++++ Entries supplied

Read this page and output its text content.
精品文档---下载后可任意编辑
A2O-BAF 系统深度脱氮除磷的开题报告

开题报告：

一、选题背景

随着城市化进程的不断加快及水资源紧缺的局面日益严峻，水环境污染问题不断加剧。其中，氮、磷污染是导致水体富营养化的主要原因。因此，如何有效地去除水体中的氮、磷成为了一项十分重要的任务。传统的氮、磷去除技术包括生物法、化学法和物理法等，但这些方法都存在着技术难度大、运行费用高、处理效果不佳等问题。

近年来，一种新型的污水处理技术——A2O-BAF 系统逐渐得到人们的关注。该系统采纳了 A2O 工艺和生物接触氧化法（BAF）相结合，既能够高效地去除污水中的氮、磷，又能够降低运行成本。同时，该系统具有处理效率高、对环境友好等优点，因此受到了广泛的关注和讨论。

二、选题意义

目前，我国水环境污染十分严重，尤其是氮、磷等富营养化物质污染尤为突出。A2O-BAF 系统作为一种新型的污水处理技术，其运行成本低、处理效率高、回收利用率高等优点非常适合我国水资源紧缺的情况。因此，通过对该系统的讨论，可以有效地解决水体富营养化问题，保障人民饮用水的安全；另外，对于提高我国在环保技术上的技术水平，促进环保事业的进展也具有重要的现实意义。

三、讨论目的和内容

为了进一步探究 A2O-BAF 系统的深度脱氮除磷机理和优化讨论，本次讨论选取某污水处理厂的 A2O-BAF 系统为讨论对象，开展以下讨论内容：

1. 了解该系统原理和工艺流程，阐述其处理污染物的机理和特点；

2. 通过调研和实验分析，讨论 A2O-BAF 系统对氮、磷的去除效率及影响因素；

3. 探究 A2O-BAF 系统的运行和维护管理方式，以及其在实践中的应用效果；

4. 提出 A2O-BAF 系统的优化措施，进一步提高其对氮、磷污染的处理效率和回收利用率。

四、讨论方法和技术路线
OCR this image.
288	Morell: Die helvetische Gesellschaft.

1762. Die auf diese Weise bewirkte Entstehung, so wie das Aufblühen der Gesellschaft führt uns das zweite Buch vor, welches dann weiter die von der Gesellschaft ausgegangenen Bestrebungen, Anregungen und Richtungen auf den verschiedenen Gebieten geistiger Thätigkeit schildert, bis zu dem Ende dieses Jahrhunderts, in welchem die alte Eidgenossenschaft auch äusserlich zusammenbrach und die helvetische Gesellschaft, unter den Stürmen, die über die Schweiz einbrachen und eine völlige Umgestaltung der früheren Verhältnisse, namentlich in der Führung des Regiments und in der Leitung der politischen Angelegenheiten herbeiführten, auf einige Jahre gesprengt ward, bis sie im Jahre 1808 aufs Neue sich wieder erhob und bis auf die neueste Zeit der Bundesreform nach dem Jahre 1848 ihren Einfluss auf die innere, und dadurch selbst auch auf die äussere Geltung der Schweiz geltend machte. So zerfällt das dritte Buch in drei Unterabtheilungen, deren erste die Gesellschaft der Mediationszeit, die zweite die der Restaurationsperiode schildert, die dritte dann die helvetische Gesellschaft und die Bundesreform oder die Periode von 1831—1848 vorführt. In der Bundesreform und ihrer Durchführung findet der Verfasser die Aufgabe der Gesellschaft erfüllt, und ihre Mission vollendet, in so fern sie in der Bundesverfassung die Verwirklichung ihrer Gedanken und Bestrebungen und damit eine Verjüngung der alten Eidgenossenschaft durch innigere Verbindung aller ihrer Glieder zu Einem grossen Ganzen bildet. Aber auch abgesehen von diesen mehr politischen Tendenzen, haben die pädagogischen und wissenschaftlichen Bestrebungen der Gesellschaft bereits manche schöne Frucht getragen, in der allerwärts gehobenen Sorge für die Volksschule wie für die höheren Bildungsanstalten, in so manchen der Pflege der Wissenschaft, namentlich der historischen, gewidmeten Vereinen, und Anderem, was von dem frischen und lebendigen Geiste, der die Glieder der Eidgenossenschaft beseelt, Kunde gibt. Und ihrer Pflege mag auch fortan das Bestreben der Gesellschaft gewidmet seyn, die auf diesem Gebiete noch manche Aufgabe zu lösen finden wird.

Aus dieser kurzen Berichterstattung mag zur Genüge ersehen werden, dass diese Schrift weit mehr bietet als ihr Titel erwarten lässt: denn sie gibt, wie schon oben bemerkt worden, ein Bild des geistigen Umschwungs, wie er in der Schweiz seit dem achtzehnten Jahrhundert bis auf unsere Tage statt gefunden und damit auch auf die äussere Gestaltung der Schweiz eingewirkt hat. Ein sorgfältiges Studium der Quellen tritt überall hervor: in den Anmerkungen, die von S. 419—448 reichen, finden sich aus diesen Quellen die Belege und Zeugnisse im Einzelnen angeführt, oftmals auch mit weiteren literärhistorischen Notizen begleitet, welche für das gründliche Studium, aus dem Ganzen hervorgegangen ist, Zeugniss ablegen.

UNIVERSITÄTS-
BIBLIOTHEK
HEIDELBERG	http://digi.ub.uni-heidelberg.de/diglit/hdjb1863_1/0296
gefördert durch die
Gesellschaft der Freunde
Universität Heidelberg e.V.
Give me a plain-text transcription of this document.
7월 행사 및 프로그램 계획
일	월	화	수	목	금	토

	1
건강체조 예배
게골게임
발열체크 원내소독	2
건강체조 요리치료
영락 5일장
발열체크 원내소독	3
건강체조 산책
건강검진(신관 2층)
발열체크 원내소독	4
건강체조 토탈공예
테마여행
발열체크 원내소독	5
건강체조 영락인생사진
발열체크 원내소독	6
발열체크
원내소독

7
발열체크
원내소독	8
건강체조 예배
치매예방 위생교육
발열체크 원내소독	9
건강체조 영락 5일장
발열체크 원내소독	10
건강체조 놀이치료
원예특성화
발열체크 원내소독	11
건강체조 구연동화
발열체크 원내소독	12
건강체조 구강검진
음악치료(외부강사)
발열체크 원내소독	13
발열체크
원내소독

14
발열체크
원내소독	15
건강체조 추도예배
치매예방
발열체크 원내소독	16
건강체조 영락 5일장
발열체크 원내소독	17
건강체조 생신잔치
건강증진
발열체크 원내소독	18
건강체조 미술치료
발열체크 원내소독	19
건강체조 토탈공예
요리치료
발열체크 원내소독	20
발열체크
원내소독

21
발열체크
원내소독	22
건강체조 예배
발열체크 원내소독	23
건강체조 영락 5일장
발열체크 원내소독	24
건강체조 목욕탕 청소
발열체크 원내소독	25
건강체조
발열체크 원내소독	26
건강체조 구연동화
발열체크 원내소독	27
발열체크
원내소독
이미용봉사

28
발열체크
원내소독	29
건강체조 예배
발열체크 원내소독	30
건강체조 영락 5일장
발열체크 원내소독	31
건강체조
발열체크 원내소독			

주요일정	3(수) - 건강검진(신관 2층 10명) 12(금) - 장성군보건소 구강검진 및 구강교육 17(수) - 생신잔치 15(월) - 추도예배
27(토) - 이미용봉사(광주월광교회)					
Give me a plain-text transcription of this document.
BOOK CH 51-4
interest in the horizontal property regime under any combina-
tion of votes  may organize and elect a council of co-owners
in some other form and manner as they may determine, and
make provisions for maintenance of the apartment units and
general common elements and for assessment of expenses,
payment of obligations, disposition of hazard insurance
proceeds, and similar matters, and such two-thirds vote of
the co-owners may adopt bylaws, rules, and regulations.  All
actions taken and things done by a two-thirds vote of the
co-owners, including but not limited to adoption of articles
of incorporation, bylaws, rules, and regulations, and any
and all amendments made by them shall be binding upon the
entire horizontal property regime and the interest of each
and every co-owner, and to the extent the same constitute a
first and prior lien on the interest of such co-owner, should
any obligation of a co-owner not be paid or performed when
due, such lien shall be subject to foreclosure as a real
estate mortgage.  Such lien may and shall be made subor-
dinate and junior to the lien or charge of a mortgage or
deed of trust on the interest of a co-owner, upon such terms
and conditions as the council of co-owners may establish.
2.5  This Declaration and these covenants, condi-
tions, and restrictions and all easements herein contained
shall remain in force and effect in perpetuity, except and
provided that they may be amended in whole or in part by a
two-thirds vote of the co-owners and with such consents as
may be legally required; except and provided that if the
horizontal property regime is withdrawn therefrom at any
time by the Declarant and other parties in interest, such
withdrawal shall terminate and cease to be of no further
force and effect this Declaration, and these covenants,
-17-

++++++++

- **Problem requirements**
Report how many lines in the data include the word "shall", and give nothing but the count.

- **Written solution**
5